▸ **Your task**:
Copy out all lines carrying the word "accent".

▼

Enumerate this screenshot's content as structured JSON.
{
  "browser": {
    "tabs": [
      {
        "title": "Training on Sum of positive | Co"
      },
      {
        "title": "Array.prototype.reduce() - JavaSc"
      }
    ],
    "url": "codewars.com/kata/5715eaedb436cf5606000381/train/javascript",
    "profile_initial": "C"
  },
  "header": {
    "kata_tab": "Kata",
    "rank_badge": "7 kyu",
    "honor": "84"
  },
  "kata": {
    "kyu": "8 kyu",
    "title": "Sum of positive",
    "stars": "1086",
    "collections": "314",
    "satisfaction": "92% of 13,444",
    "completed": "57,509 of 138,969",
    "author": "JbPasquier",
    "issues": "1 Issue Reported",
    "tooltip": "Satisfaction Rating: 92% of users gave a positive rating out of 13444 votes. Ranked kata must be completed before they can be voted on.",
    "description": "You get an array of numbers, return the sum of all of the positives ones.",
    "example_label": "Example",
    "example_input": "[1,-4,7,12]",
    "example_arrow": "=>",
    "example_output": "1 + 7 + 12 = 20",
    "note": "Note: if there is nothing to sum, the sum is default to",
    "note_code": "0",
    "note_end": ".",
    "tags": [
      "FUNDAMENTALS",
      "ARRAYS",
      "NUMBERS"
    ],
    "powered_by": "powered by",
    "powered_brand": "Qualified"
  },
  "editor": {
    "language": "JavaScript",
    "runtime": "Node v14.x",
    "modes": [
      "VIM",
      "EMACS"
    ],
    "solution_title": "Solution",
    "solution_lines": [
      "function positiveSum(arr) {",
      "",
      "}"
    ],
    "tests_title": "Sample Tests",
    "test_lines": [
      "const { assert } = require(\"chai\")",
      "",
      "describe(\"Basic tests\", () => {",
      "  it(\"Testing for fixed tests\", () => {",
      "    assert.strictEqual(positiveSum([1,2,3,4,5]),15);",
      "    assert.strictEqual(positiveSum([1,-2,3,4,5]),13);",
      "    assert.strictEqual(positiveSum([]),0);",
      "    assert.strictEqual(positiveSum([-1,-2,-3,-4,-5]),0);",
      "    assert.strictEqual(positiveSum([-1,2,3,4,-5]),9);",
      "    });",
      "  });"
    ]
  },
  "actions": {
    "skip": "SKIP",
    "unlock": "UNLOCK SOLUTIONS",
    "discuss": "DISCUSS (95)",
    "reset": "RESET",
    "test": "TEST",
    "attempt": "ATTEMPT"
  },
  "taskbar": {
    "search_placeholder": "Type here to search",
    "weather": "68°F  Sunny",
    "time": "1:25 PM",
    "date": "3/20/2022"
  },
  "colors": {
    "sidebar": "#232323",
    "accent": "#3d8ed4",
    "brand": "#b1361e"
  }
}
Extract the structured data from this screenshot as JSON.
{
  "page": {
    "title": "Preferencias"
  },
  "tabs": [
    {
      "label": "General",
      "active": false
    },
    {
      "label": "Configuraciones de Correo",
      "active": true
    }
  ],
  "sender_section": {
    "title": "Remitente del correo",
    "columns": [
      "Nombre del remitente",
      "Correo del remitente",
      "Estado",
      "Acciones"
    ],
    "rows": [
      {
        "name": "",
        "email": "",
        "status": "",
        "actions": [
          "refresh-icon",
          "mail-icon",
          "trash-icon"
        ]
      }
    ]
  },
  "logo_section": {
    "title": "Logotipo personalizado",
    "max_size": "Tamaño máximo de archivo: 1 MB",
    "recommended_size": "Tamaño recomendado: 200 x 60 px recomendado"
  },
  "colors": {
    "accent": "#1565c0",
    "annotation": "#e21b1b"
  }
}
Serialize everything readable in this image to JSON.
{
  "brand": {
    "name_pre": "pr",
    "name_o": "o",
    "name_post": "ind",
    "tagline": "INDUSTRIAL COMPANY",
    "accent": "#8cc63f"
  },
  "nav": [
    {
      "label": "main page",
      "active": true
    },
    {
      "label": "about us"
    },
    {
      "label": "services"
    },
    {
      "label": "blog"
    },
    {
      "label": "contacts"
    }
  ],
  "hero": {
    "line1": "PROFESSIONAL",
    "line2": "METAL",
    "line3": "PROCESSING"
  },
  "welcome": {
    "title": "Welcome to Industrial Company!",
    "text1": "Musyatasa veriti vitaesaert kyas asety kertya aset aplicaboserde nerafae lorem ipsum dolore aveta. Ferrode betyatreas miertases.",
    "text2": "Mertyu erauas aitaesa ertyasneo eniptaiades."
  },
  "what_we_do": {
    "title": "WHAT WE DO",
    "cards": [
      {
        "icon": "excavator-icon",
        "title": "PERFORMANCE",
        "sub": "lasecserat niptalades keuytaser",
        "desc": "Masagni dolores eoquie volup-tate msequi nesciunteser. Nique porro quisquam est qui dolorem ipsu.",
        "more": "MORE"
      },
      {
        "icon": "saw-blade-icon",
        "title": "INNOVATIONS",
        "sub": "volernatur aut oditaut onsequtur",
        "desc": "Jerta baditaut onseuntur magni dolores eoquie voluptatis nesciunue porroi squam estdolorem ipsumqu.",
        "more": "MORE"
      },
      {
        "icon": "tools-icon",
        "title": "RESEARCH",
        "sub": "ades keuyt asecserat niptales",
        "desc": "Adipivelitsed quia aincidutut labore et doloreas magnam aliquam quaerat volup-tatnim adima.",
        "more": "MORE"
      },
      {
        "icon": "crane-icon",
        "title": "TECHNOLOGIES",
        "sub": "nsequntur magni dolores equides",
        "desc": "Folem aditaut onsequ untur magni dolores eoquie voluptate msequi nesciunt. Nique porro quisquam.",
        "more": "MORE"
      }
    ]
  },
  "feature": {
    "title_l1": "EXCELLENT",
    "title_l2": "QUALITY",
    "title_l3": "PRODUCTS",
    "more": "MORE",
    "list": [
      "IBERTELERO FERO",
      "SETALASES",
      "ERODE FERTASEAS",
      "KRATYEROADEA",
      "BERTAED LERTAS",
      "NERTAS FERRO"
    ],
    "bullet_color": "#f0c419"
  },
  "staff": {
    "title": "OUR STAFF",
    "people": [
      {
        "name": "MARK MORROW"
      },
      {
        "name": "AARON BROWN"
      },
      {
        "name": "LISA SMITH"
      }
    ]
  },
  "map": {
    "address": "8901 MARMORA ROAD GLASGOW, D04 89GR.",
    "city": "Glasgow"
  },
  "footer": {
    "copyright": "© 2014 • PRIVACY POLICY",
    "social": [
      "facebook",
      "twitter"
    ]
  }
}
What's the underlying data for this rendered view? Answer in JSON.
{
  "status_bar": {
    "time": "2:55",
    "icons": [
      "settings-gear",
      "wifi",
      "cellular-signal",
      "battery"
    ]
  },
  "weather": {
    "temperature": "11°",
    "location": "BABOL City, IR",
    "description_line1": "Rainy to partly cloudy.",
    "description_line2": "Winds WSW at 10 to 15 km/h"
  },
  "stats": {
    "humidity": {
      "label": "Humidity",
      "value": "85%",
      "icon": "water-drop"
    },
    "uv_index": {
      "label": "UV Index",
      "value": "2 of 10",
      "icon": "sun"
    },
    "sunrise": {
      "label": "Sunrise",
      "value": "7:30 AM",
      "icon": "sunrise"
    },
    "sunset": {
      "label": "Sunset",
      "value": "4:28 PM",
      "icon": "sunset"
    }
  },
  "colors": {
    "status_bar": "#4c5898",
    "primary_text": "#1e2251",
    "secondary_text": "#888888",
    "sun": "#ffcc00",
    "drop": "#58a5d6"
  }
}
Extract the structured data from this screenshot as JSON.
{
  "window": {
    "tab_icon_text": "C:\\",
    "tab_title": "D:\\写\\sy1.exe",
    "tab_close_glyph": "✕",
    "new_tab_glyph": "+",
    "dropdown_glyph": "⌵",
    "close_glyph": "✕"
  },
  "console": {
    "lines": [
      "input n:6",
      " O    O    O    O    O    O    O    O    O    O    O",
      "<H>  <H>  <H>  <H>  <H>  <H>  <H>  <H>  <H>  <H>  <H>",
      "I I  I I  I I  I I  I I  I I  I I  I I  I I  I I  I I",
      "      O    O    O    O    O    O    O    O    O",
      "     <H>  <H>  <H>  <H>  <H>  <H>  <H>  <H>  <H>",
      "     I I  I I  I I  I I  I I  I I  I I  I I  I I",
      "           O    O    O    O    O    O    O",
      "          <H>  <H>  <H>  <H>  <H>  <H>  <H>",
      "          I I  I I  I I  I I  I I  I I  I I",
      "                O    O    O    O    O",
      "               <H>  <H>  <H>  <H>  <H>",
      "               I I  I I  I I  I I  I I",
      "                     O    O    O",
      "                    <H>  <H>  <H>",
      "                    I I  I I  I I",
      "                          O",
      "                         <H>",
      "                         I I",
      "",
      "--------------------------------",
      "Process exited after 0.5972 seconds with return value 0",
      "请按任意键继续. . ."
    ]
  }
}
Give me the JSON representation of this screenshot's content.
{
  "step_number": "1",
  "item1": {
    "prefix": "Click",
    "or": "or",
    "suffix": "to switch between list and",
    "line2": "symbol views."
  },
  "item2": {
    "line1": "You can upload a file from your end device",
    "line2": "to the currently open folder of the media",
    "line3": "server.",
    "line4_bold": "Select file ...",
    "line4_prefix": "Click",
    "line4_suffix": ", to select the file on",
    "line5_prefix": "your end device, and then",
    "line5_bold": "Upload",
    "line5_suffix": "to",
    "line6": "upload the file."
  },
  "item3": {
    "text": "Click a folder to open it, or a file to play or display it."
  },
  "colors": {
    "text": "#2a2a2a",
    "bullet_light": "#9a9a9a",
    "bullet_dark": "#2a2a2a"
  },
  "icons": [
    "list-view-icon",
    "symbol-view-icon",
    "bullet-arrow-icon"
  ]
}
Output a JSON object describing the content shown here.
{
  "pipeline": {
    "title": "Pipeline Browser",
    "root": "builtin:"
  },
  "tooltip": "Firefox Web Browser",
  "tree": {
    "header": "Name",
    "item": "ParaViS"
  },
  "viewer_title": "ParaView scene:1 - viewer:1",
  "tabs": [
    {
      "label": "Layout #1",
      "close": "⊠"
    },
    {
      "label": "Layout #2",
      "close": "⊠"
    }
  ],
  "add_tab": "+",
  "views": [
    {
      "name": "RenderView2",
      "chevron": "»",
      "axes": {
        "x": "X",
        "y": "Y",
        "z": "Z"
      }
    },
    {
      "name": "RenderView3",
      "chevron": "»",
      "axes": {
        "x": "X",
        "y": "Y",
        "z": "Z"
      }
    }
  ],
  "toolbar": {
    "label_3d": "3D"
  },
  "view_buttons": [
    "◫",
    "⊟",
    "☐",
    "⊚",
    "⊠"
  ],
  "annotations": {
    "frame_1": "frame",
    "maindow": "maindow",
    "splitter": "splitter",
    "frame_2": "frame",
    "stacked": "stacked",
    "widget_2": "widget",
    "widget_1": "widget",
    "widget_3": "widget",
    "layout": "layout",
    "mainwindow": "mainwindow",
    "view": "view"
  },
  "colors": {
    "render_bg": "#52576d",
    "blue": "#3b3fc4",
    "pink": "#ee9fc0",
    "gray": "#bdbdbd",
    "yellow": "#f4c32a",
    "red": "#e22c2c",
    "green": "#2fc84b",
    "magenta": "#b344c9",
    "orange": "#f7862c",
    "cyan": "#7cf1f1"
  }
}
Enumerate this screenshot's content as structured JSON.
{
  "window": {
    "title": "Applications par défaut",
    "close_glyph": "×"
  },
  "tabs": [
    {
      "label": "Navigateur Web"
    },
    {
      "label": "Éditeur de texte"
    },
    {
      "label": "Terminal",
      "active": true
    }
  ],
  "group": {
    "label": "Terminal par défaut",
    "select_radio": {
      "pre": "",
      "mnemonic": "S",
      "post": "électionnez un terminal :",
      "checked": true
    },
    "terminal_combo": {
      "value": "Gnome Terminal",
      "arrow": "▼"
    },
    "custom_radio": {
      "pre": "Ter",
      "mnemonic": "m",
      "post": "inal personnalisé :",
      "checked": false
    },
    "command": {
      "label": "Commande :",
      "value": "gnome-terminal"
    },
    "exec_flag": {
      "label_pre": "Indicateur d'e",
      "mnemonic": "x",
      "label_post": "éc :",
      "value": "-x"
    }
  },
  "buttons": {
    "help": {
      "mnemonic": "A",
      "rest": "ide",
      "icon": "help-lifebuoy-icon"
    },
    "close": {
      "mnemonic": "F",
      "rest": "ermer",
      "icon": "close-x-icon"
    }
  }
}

▲

▸ **Answer to this task**:
    "accent": "#3d8ed4",
    "accent": "#1565c0",
    "accent": "#8cc63f"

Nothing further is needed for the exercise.